Retype the material that follows, keeping every word as it is.
── MATERIAL ──
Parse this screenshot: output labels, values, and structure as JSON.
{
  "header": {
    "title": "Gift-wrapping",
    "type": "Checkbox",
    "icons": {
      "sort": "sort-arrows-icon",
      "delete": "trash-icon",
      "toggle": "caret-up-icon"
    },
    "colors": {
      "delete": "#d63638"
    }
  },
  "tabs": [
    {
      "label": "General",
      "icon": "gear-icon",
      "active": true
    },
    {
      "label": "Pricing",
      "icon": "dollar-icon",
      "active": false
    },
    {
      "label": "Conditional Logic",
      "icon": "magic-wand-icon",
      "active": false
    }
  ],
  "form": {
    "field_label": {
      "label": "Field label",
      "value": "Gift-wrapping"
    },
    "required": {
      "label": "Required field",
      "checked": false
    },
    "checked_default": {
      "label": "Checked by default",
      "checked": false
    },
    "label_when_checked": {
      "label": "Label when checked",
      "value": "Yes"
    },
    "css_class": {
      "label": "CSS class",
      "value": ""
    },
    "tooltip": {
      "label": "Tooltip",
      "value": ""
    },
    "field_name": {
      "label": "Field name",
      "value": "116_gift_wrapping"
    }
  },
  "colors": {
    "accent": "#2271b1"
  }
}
───
#### ANSWER FOR THIS EXERCISE
Parse this screenshot: output labels, values, and structure as JSON.
{
  "header": {
    "title": "Gift-wrapping",
    "type": "Checkbox",
    "icons": {
      "sort": "sort-arrows-icon",
      "delete": "trash-icon",
      "toggle": "caret-up-icon"
    },
    "colors": {
      "delete": "#d63638"
    }
  },
  "tabs": [
    {
      "label": "General",
      "icon": "gear-icon",
      "active": true
    },
    {
      "label": "Pricing",
      "icon": "dollar-icon",
      "active": false
    },
    {
      "label": "Conditional Logic",
      "icon": "magic-wand-icon",
      "active": false
    }
  ],
  "form": {
    "field_label": {
      "label": "Field label",
      "value": "Gift-wrapping"
    },
    "required": {
      "label": "Required field",
      "checked": false
    },
    "checked_default": {
      "label": "Checked by default",
      "checked": false
    },
    "label_when_checked": {
      "label": "Label when checked",
      "value": "Yes"
    },
    "css_class": {
      "label": "CSS class",
      "value": ""
    },
    "tooltip": {
      "label": "Tooltip",
      "value": ""
    },
    "field_name": {
      "label": "Field name",
      "value": "116_gift_wrapping"
    }
  },
  "colors": {
    "accent": "#2271b1"
  }
}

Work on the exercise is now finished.